◆ GIVEN TASK: Without including the pictures, copy out every line below.
*** ITEMS ***
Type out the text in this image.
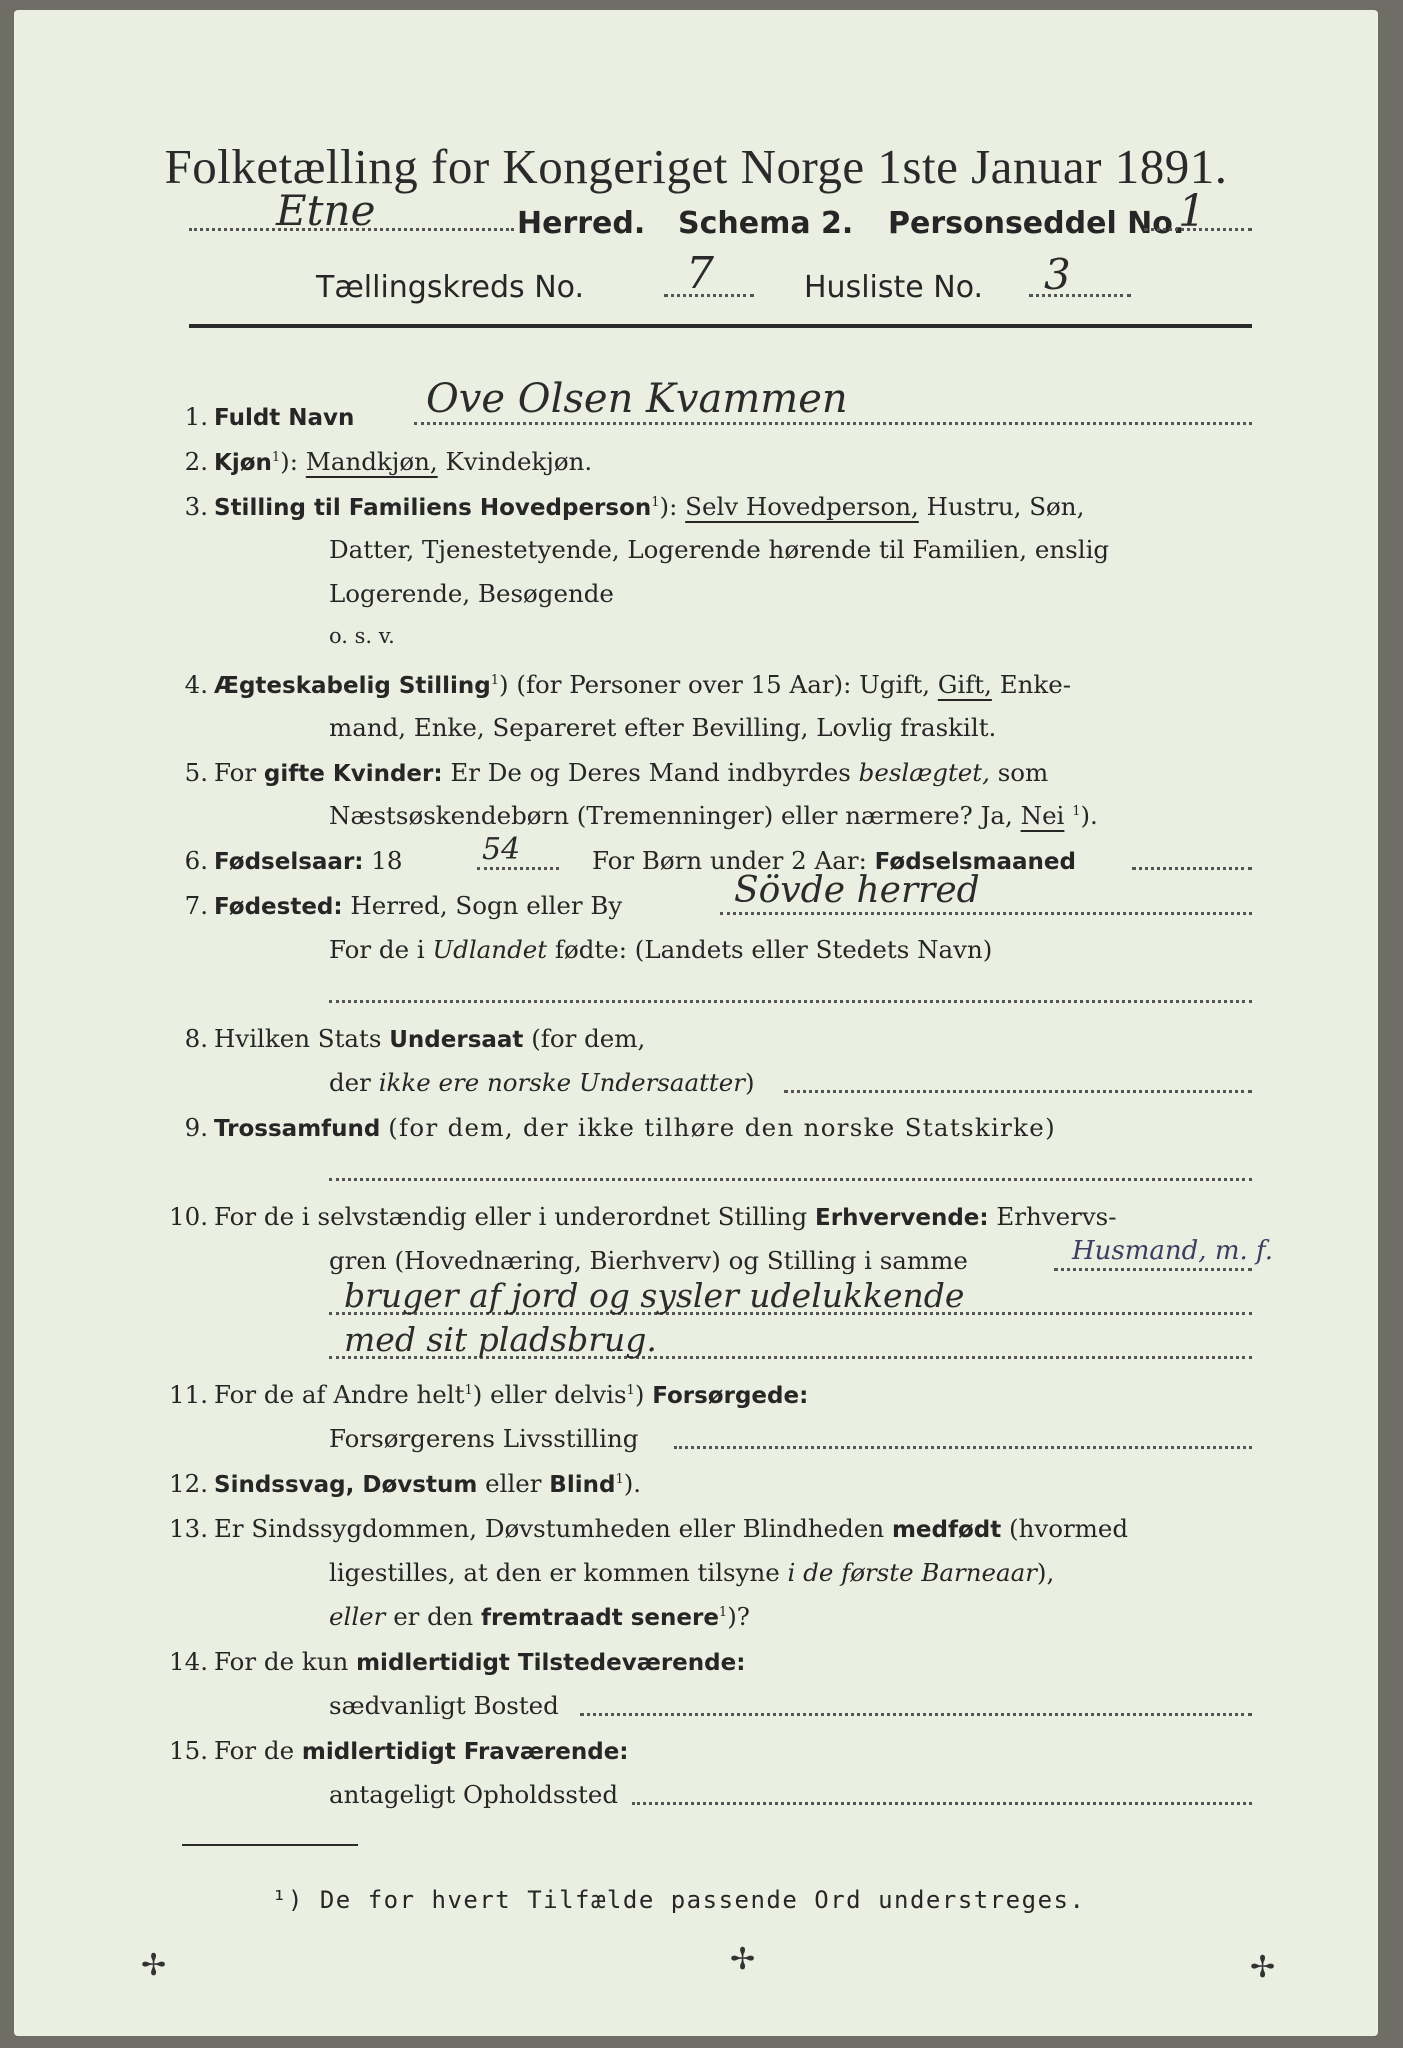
Folketælling for Kongeriget Norge 1ste Januar 1891.
Etne	Herred. Schema 2. Personseddel No.
1
Tællingskreds No. 7	Husliste No. 3
1. Fuldt Navn Ove Olsen Kvammen
2. Kjøn$^1$): Mandkjøn, Kvindekjøn.
3. Stilling til Familiens Hovedperson$^1$): Selv Hovedperson, Hustru, Søn,
Datter, Tjenestetyende, Logerende hørende til Familien, enslig
Logerende, Besøgende
o. s. v.
4. Ægteskabelig Stilling$^1$) (for Personer over 15 Aar): Ugift, Gift, Enke-
mand, Enke, Separeret efter Bevilling, Lovlig fraskilt.
5. For gifte Kvinder: Er De og Deres Mand indbyrdes beslægtet, som
Næstsøskendebørn (Tremenninger) eller nærmere? Ja, Nei $^1$).
6. Fødselsaar: 18	54	For Børn under 2 Aar: Fødselsmaaned
7. Fødested: Herred, Sogn eller By	Sövde herred
For de i Udlandet fødte: (Landets eller Stedets Navn)
8. Hvilken Stats Undersaat (for dem,
der ikke ere norske Undersaatter)
9. Trossamfund (for dem, der ikke tilhøre den norske Statskirke)
10. For de i selvstændig eller i underordnet Stilling Erhvervende: Erhvervs-
gren (Hovednæring, Bierhverv) og Stilling i samme	Husmand, m. f.
bruger af jord og sysler udelukkende
med sit pladsbrug.
11. For de af Andre helt$^1$) eller delvis$^1$) Forsørgede:
Forsørgerens Livsstilling
12. Sindssvag, Døvstum eller Blind$^1$).
13. Er Sindssygdommen, Døvstumheden eller Blindheden medfødt (hvormed
ligestilles, at den er kommen tilsyne i de første Barneaar),
eller er den fremtraadt senere$^1$)?
14. For de kun midlertidigt Tilstedeværende:
sædvanligt Bosted
15. For de midlertidigt Fraværende:
antageligt Opholdssted
¹) De for hvert Tilfælde passende Ord understreges.
✢	✢	✢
***
◆ EXERCISE RESULT:
Type out the text in this image.
Folketælling for Kongeriget Norge 1ste Januar 1891.
Etne	Herred. Schema 2. Personseddel No.
1
Tællingskreds No. 7	Husliste No. 3
1. Fuldt Navn Ove Olsen Kvammen
2. Kjøn$^1$): Mandkjøn, Kvindekjøn.
3. Stilling til Familiens Hovedperson$^1$): Selv Hovedperson, Hustru, Søn,
Datter, Tjenestetyende, Logerende hørende til Familien, enslig
Logerende, Besøgende
o. s. v.
4. Ægteskabelig Stilling$^1$) (for Personer over 15 Aar): Ugift, Gift, Enke-
mand, Enke, Separeret efter Bevilling, Lovlig fraskilt.
5. For gifte Kvinder: Er De og Deres Mand indbyrdes beslægtet, som
Næstsøskendebørn (Tremenninger) eller nærmere? Ja, Nei $^1$).
6. Fødselsaar: 18	54	For Børn under 2 Aar: Fødselsmaaned
7. Fødested: Herred, Sogn eller By	Sövde herred
For de i Udlandet fødte: (Landets eller Stedets Navn)
8. Hvilken Stats Undersaat (for dem,
der ikke ere norske Undersaatter)
9. Trossamfund (for dem, der ikke tilhøre den norske Statskirke)
10. For de i selvstændig eller i underordnet Stilling Erhvervende: Erhvervs-
gren (Hovednæring, Bierhverv) og Stilling i samme	Husmand, m. f.
bruger af jord og sysler udelukkende
med sit pladsbrug.
11. For de af Andre helt$^1$) eller delvis$^1$) Forsørgede:
Forsørgerens Livsstilling
12. Sindssvag, Døvstum eller Blind$^1$).
13. Er Sindssygdommen, Døvstumheden eller Blindheden medfødt (hvormed
ligestilles, at den er kommen tilsyne i de første Barneaar),
eller er den fremtraadt senere$^1$)?
14. For de kun midlertidigt Tilstedeværende:
sædvanligt Bosted
15. For de midlertidigt Fraværende:
antageligt Opholdssted
¹) De for hvert Tilfælde passende Ord understreges.
✢	✢	✢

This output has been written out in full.